- [GOAL]
Print the entries verbatim, leaving out the images they contain.

Dataset items

⟨

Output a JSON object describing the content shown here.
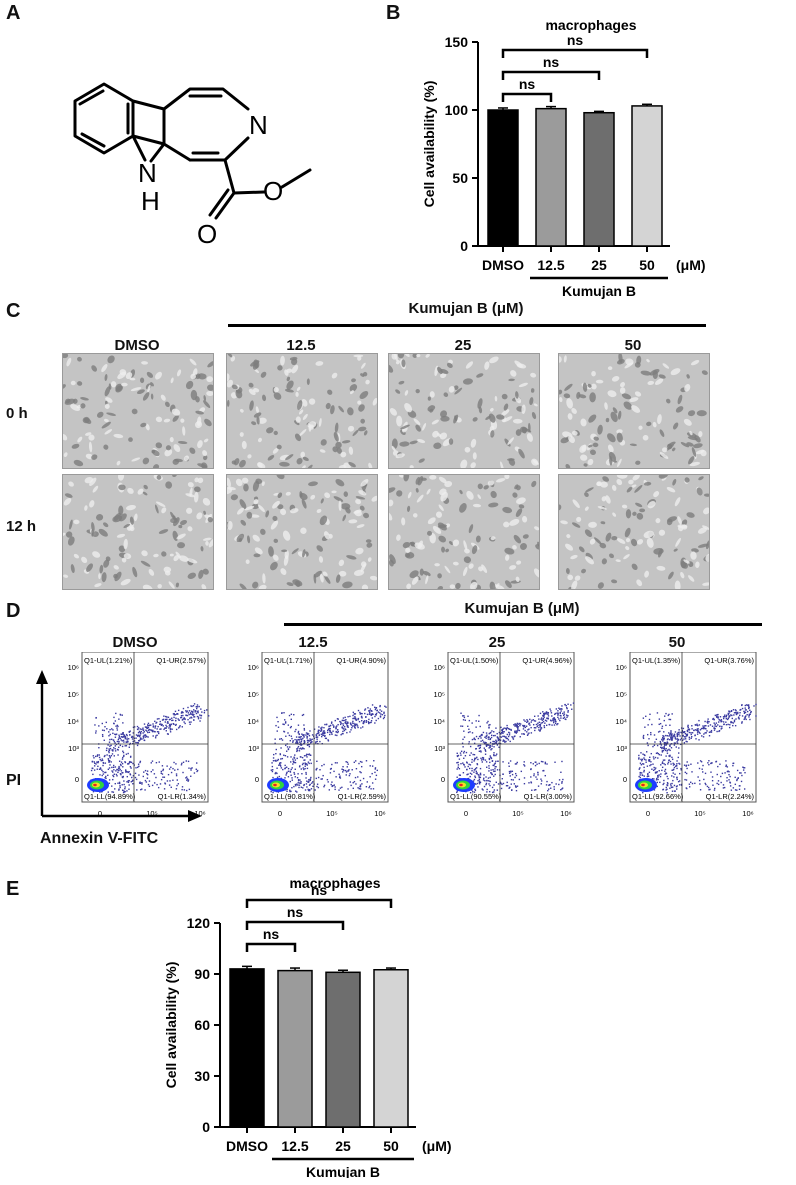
{
  "panels": {
    "a": {
      "letter": "A",
      "structure": {
        "atom_n": "N",
        "atom_nh_n": "N",
        "atom_nh_h": "H",
        "atom_o1": "O",
        "atom_o2": "O"
      }
    },
    "b": {
      "letter": "B"
    },
    "c": {
      "letter": "C",
      "header": "Kumujan B (μM)",
      "columns": [
        "DMSO",
        "12.5",
        "25",
        "50"
      ],
      "rows": [
        "0 h",
        "12 h"
      ]
    },
    "d": {
      "letter": "D",
      "header": "Kumujan B (μM)",
      "columns": [
        "DMSO",
        "12.5",
        "25",
        "50"
      ],
      "y_axis_label": "PI",
      "x_axis_label": "Annexin V-FITC",
      "y_ticks": [
        "10⁶",
        "10⁵",
        "10⁴",
        "10³",
        "0"
      ],
      "x_ticks": [
        "0",
        "10⁵",
        "10⁶"
      ],
      "plots": [
        {
          "ul": "Q1-UL(1.21%)",
          "ur": "Q1-UR(2.57%)",
          "ll": "Q1-LL(94.89%)",
          "lr": "Q1-LR(1.34%)"
        },
        {
          "ul": "Q1-UL(1.71%)",
          "ur": "Q1-UR(4.90%)",
          "ll": "Q1-LL(90.81%)",
          "lr": "Q1-LR(2.59%)"
        },
        {
          "ul": "Q1-UL(1.50%)",
          "ur": "Q1-UR(4.96%)",
          "ll": "Q1-LL(90.55%)",
          "lr": "Q1-LR(3.00%)"
        },
        {
          "ul": "Q1-UL(1.35%)",
          "ur": "Q1-UR(3.76%)",
          "ll": "Q1-LL(92.66%)",
          "lr": "Q1-LR(2.24%)"
        }
      ]
    },
    "e": {
      "letter": "E"
    }
  },
  "chart_data": [
    {
      "type": "bar",
      "panel": "B",
      "title": "macrophages",
      "xlabel": "",
      "ylabel": "Cell availability (%)",
      "ylim": [
        0,
        150
      ],
      "yticks": [
        0,
        50,
        100,
        150
      ],
      "categories": [
        "DMSO",
        "12.5",
        "25",
        "50"
      ],
      "values": [
        100,
        101,
        98,
        103
      ],
      "errors": [
        1.5,
        1.5,
        1,
        1.2
      ],
      "bar_colors": [
        "#000000",
        "#9b9b9b",
        "#6e6e6e",
        "#d4d4d4"
      ],
      "unit_label": "(μM)",
      "group_label": "Kumujan B",
      "significance": [
        {
          "from": "DMSO",
          "to": "12.5",
          "label": "ns"
        },
        {
          "from": "DMSO",
          "to": "25",
          "label": "ns"
        },
        {
          "from": "DMSO",
          "to": "50",
          "label": "ns"
        }
      ]
    },
    {
      "type": "bar",
      "panel": "E",
      "title": "macrophages",
      "xlabel": "",
      "ylabel": "Cell availability (%)",
      "ylim": [
        0,
        120
      ],
      "yticks": [
        0,
        30,
        60,
        90,
        120
      ],
      "categories": [
        "DMSO",
        "12.5",
        "25",
        "50"
      ],
      "values": [
        93,
        92,
        91,
        92.5
      ],
      "errors": [
        1.5,
        1.5,
        1.2,
        1
      ],
      "bar_colors": [
        "#000000",
        "#9b9b9b",
        "#6e6e6e",
        "#d4d4d4"
      ],
      "unit_label": "(μM)",
      "group_label": "Kumujan B",
      "significance": [
        {
          "from": "DMSO",
          "to": "12.5",
          "label": "ns"
        },
        {
          "from": "DMSO",
          "to": "25",
          "label": "ns"
        },
        {
          "from": "DMSO",
          "to": "50",
          "label": "ns"
        }
      ]
    }
  ]
}
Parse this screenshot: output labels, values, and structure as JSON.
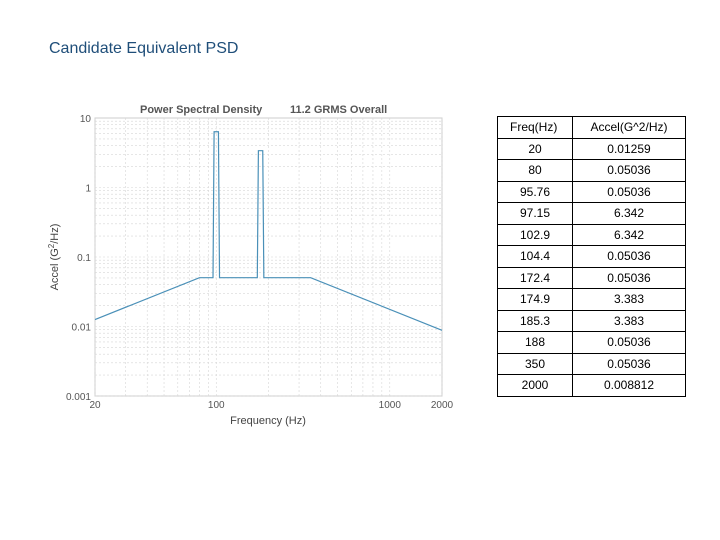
{
  "slide": {
    "title": "Candidate Equivalent PSD"
  },
  "table": {
    "headers": [
      "Freq(Hz)",
      "Accel(G^2/Hz)"
    ],
    "rows": [
      [
        "20",
        "0.01259"
      ],
      [
        "80",
        "0.05036"
      ],
      [
        "95.76",
        "0.05036"
      ],
      [
        "97.15",
        "6.342"
      ],
      [
        "102.9",
        "6.342"
      ],
      [
        "104.4",
        "0.05036"
      ],
      [
        "172.4",
        "0.05036"
      ],
      [
        "174.9",
        "3.383"
      ],
      [
        "185.3",
        "3.383"
      ],
      [
        "188",
        "0.05036"
      ],
      [
        "350",
        "0.05036"
      ],
      [
        "2000",
        "0.008812"
      ]
    ]
  },
  "chart_data": {
    "type": "line",
    "title": "Power Spectral Density",
    "subtitle": "11.2 GRMS Overall",
    "xlabel": "Frequency (Hz)",
    "ylabel": "Accel (G^2/Hz)",
    "xscale": "log",
    "yscale": "log",
    "xlim": [
      20,
      2000
    ],
    "ylim": [
      0.001,
      10
    ],
    "x_ticks": [
      "20",
      "100",
      "1000",
      "2000"
    ],
    "y_ticks": [
      "10",
      "1",
      "0.1",
      "0.01",
      "0.001"
    ],
    "grid": true,
    "line_color": "#4a90b8",
    "series": [
      {
        "x": [
          20,
          80,
          95.76,
          97.15,
          102.9,
          104.4,
          172.4,
          174.9,
          185.3,
          188,
          350,
          2000
        ],
        "values": [
          0.01259,
          0.05036,
          0.05036,
          6.342,
          6.342,
          0.05036,
          0.05036,
          3.383,
          3.383,
          0.05036,
          0.05036,
          0.008812
        ]
      }
    ]
  }
}
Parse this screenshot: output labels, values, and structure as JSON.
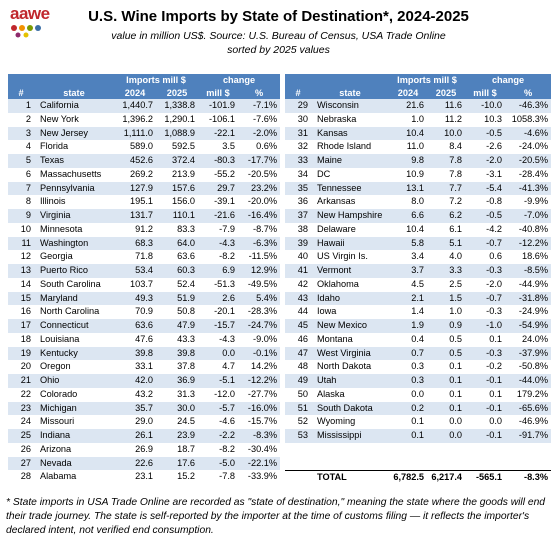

⟩

- [COMPLETE RESPONSE]
Output a JSON object describing the content shown here.
{
  "panels": {
    "a": {
      "letter": "A",
      "structure": {
        "atom_n": "N",
        "atom_nh_n": "N",
        "atom_nh_h": "H",
        "atom_o1": "O",
        "atom_o2": "O"
      }
    },
    "b": {
      "letter": "B"
    },
    "c": {
      "letter": "C",
      "header": "Kumujan B (μM)",
      "columns": [
        "DMSO",
        "12.5",
        "25",
        "50"
      ],
      "rows": [
        "0 h",
        "12 h"
      ]
    },
    "d": {
      "letter": "D",
      "header": "Kumujan B (μM)",
      "columns": [
        "DMSO",
        "12.5",
        "25",
        "50"
      ],
      "y_axis_label": "PI",
      "x_axis_label": "Annexin V-FITC",
      "y_ticks": [
        "10⁶",
        "10⁵",
        "10⁴",
        "10³",
        "0"
      ],
      "x_ticks": [
        "0",
        "10⁵",
        "10⁶"
      ],
      "plots": [
        {
          "ul": "Q1-UL(1.21%)",
          "ur": "Q1-UR(2.57%)",
          "ll": "Q1-LL(94.89%)",
          "lr": "Q1-LR(1.34%)"
        },
        {
          "ul": "Q1-UL(1.71%)",
          "ur": "Q1-UR(4.90%)",
          "ll": "Q1-LL(90.81%)",
          "lr": "Q1-LR(2.59%)"
        },
        {
          "ul": "Q1-UL(1.50%)",
          "ur": "Q1-UR(4.96%)",
          "ll": "Q1-LL(90.55%)",
          "lr": "Q1-LR(3.00%)"
        },
        {
          "ul": "Q1-UL(1.35%)",
          "ur": "Q1-UR(3.76%)",
          "ll": "Q1-LL(92.66%)",
          "lr": "Q1-LR(2.24%)"
        }
      ]
    },
    "e": {
      "letter": "E"
    }
  },
  "chart_data": [
    {
      "type": "bar",
      "panel": "B",
      "title": "macrophages",
      "xlabel": "",
      "ylabel": "Cell availability (%)",
      "ylim": [
        0,
        150
      ],
      "yticks": [
        0,
        50,
        100,
        150
      ],
      "categories": [
        "DMSO",
        "12.5",
        "25",
        "50"
      ],
      "values": [
        100,
        101,
        98,
        103
      ],
      "errors": [
        1.5,
        1.5,
        1,
        1.2
      ],
      "bar_colors": [
        "#000000",
        "#9b9b9b",
        "#6e6e6e",
        "#d4d4d4"
      ],
      "unit_label": "(μM)",
      "group_label": "Kumujan B",
      "significance": [
        {
          "from": "DMSO",
          "to": "12.5",
          "label": "ns"
        },
        {
          "from": "DMSO",
          "to": "25",
          "label": "ns"
        },
        {
          "from": "DMSO",
          "to": "50",
          "label": "ns"
        }
      ]
    },
    {
      "type": "bar",
      "panel": "E",
      "title": "macrophages",
      "xlabel": "",
      "ylabel": "Cell availability (%)",
      "ylim": [
        0,
        120
      ],
      "yticks": [
        0,
        30,
        60,
        90,
        120
      ],
      "categories": [
        "DMSO",
        "12.5",
        "25",
        "50"
      ],
      "values": [
        93,
        92,
        91,
        92.5
      ],
      "errors": [
        1.5,
        1.5,
        1.2,
        1
      ],
      "bar_colors": [
        "#000000",
        "#9b9b9b",
        "#6e6e6e",
        "#d4d4d4"
      ],
      "unit_label": "(μM)",
      "group_label": "Kumujan B",
      "significance": [
        {
          "from": "DMSO",
          "to": "12.5",
          "label": "ns"
        },
        {
          "from": "DMSO",
          "to": "25",
          "label": "ns"
        },
        {
          "from": "DMSO",
          "to": "50",
          "label": "ns"
        }
      ]
    }
  ]
}
Parse this screenshot: output labels, values, and structure as JSON.
{
  "slide": {
    "title": "Candidate Equivalent PSD"
  },
  "table": {
    "headers": [
      "Freq(Hz)",
      "Accel(G^2/Hz)"
    ],
    "rows": [
      [
        "20",
        "0.01259"
      ],
      [
        "80",
        "0.05036"
      ],
      [
        "95.76",
        "0.05036"
      ],
      [
        "97.15",
        "6.342"
      ],
      [
        "102.9",
        "6.342"
      ],
      [
        "104.4",
        "0.05036"
      ],
      [
        "172.4",
        "0.05036"
      ],
      [
        "174.9",
        "3.383"
      ],
      [
        "185.3",
        "3.383"
      ],
      [
        "188",
        "0.05036"
      ],
      [
        "350",
        "0.05036"
      ],
      [
        "2000",
        "0.008812"
      ]
    ]
  },
  "chart_data": {
    "type": "line",
    "title": "Power Spectral Density",
    "subtitle": "11.2 GRMS Overall",
    "xlabel": "Frequency (Hz)",
    "ylabel": "Accel (G^2/Hz)",
    "xscale": "log",
    "yscale": "log",
    "xlim": [
      20,
      2000
    ],
    "ylim": [
      0.001,
      10
    ],
    "x_ticks": [
      "20",
      "100",
      "1000",
      "2000"
    ],
    "y_ticks": [
      "10",
      "1",
      "0.1",
      "0.01",
      "0.001"
    ],
    "grid": true,
    "line_color": "#4a90b8",
    "series": [
      {
        "x": [
          20,
          80,
          95.76,
          97.15,
          102.9,
          104.4,
          172.4,
          174.9,
          185.3,
          188,
          350,
          2000
        ],
        "values": [
          0.01259,
          0.05036,
          0.05036,
          6.342,
          6.342,
          0.05036,
          0.05036,
          3.383,
          3.383,
          0.05036,
          0.05036,
          0.008812
        ]
      }
    ]
  }
}
Parse this screenshot: output labels, values, and structure as JSON.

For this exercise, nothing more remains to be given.